───── Material shown

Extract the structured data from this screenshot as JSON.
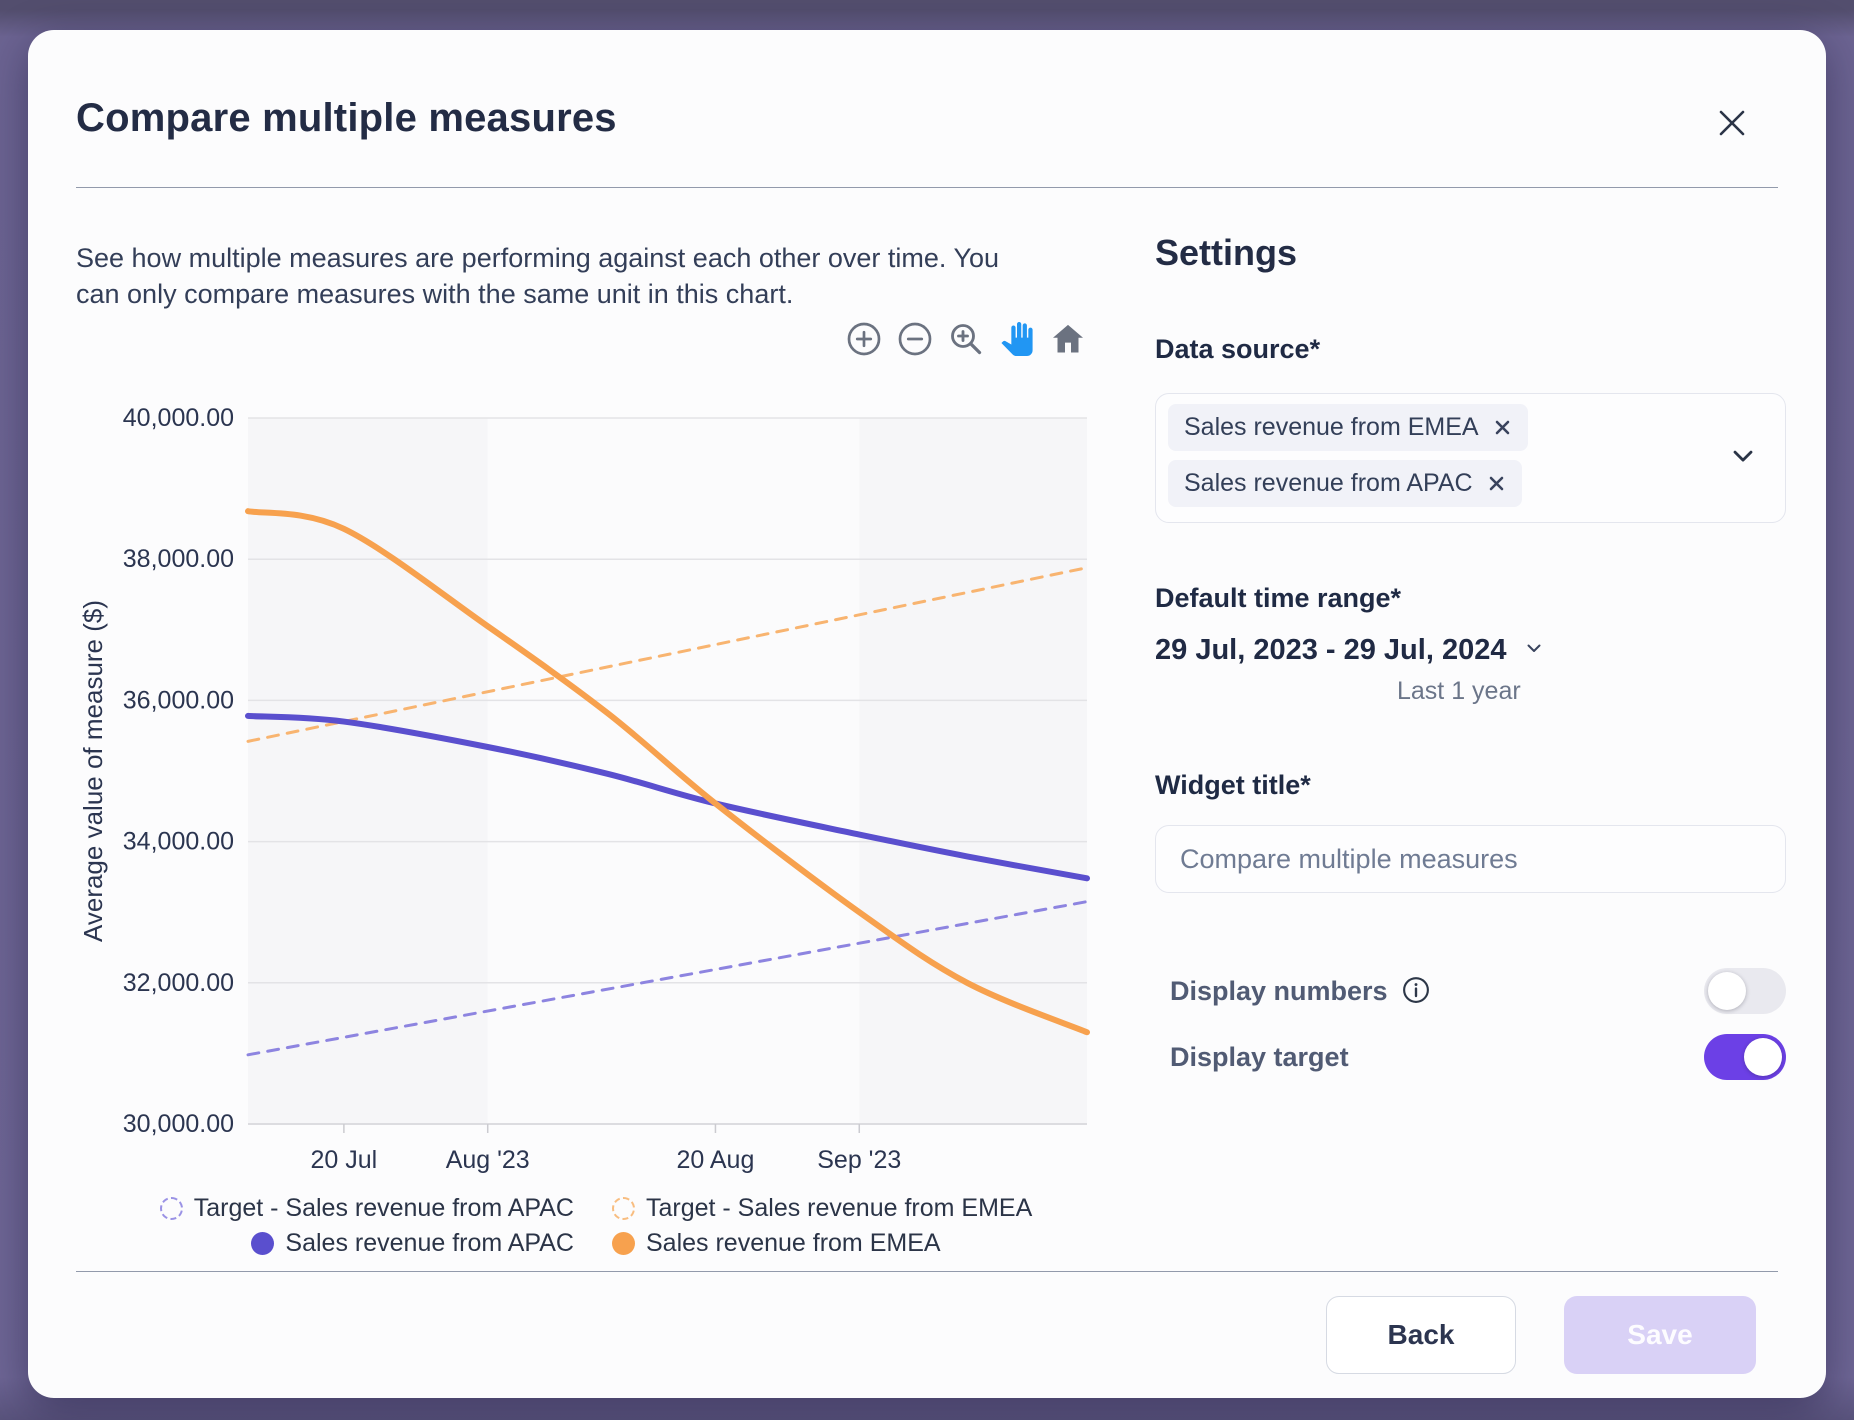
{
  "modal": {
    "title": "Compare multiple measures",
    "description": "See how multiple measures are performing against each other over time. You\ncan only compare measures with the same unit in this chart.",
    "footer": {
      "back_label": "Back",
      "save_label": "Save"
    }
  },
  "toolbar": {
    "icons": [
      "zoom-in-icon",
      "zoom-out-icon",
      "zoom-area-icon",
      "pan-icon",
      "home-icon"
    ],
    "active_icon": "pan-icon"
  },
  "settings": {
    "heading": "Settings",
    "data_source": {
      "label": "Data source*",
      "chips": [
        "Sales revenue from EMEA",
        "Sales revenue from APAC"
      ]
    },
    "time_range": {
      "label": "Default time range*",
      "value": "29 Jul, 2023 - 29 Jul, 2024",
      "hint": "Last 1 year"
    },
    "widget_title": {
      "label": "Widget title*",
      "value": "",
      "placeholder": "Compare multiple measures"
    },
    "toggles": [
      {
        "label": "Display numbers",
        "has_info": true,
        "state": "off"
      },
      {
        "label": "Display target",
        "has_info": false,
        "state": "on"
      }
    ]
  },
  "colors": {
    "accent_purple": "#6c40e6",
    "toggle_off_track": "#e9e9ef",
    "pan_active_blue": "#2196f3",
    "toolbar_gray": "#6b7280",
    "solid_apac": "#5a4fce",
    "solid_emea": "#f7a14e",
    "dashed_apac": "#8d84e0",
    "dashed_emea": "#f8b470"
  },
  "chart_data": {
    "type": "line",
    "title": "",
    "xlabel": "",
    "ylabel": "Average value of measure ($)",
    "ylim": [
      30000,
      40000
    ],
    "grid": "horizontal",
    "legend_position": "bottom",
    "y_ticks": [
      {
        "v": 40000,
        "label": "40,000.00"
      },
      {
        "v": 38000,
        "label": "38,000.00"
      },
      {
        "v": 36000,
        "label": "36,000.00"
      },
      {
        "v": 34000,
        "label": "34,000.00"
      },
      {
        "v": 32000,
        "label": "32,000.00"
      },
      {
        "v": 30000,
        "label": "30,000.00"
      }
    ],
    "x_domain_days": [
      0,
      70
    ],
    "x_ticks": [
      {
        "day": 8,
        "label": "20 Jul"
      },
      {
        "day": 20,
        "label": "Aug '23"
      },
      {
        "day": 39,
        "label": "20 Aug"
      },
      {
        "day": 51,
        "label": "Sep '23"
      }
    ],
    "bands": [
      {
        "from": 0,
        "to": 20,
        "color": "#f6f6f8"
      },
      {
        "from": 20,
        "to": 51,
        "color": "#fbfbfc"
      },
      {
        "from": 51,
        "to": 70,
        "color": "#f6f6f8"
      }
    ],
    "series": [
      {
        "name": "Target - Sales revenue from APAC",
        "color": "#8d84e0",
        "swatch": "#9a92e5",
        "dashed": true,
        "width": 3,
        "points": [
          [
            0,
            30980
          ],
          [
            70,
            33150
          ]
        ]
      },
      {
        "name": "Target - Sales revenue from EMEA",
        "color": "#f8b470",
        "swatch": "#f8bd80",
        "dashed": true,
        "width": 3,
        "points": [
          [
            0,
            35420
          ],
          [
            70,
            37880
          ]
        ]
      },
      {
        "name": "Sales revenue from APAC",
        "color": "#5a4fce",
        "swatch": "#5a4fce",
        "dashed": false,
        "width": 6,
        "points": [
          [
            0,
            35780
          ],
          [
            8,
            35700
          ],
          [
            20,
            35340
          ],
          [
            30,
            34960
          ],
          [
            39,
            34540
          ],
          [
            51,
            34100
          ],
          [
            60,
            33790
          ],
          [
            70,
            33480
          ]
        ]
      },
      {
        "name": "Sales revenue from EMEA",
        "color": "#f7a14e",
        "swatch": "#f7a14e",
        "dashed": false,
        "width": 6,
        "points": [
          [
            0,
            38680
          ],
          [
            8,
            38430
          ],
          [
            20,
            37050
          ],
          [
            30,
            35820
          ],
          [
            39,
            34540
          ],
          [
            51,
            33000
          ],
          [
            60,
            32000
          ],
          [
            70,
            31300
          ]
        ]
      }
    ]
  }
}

──────────

| Written instruction |
Copy every line of the data word for word, omitting the images.

| Right answer |
Extract the structured data from this screenshot as JSON.
{
  "modal": {
    "title": "Compare multiple measures",
    "description": "See how multiple measures are performing against each other over time. You\ncan only compare measures with the same unit in this chart.",
    "footer": {
      "back_label": "Back",
      "save_label": "Save"
    }
  },
  "toolbar": {
    "icons": [
      "zoom-in-icon",
      "zoom-out-icon",
      "zoom-area-icon",
      "pan-icon",
      "home-icon"
    ],
    "active_icon": "pan-icon"
  },
  "settings": {
    "heading": "Settings",
    "data_source": {
      "label": "Data source*",
      "chips": [
        "Sales revenue from EMEA",
        "Sales revenue from APAC"
      ]
    },
    "time_range": {
      "label": "Default time range*",
      "value": "29 Jul, 2023 - 29 Jul, 2024",
      "hint": "Last 1 year"
    },
    "widget_title": {
      "label": "Widget title*",
      "value": "",
      "placeholder": "Compare multiple measures"
    },
    "toggles": [
      {
        "label": "Display numbers",
        "has_info": true,
        "state": "off"
      },
      {
        "label": "Display target",
        "has_info": false,
        "state": "on"
      }
    ]
  },
  "colors": {
    "accent_purple": "#6c40e6",
    "toggle_off_track": "#e9e9ef",
    "pan_active_blue": "#2196f3",
    "toolbar_gray": "#6b7280",
    "solid_apac": "#5a4fce",
    "solid_emea": "#f7a14e",
    "dashed_apac": "#8d84e0",
    "dashed_emea": "#f8b470"
  },
  "chart_data": {
    "type": "line",
    "title": "",
    "xlabel": "",
    "ylabel": "Average value of measure ($)",
    "ylim": [
      30000,
      40000
    ],
    "grid": "horizontal",
    "legend_position": "bottom",
    "y_ticks": [
      {
        "v": 40000,
        "label": "40,000.00"
      },
      {
        "v": 38000,
        "label": "38,000.00"
      },
      {
        "v": 36000,
        "label": "36,000.00"
      },
      {
        "v": 34000,
        "label": "34,000.00"
      },
      {
        "v": 32000,
        "label": "32,000.00"
      },
      {
        "v": 30000,
        "label": "30,000.00"
      }
    ],
    "x_domain_days": [
      0,
      70
    ],
    "x_ticks": [
      {
        "day": 8,
        "label": "20 Jul"
      },
      {
        "day": 20,
        "label": "Aug '23"
      },
      {
        "day": 39,
        "label": "20 Aug"
      },
      {
        "day": 51,
        "label": "Sep '23"
      }
    ],
    "bands": [
      {
        "from": 0,
        "to": 20,
        "color": "#f6f6f8"
      },
      {
        "from": 20,
        "to": 51,
        "color": "#fbfbfc"
      },
      {
        "from": 51,
        "to": 70,
        "color": "#f6f6f8"
      }
    ],
    "series": [
      {
        "name": "Target - Sales revenue from APAC",
        "color": "#8d84e0",
        "swatch": "#9a92e5",
        "dashed": true,
        "width": 3,
        "points": [
          [
            0,
            30980
          ],
          [
            70,
            33150
          ]
        ]
      },
      {
        "name": "Target - Sales revenue from EMEA",
        "color": "#f8b470",
        "swatch": "#f8bd80",
        "dashed": true,
        "width": 3,
        "points": [
          [
            0,
            35420
          ],
          [
            70,
            37880
          ]
        ]
      },
      {
        "name": "Sales revenue from APAC",
        "color": "#5a4fce",
        "swatch": "#5a4fce",
        "dashed": false,
        "width": 6,
        "points": [
          [
            0,
            35780
          ],
          [
            8,
            35700
          ],
          [
            20,
            35340
          ],
          [
            30,
            34960
          ],
          [
            39,
            34540
          ],
          [
            51,
            34100
          ],
          [
            60,
            33790
          ],
          [
            70,
            33480
          ]
        ]
      },
      {
        "name": "Sales revenue from EMEA",
        "color": "#f7a14e",
        "swatch": "#f7a14e",
        "dashed": false,
        "width": 6,
        "points": [
          [
            0,
            38680
          ],
          [
            8,
            38430
          ],
          [
            20,
            37050
          ],
          [
            30,
            35820
          ],
          [
            39,
            34540
          ],
          [
            51,
            33000
          ],
          [
            60,
            32000
          ],
          [
            70,
            31300
          ]
        ]
      }
    ]
  }
}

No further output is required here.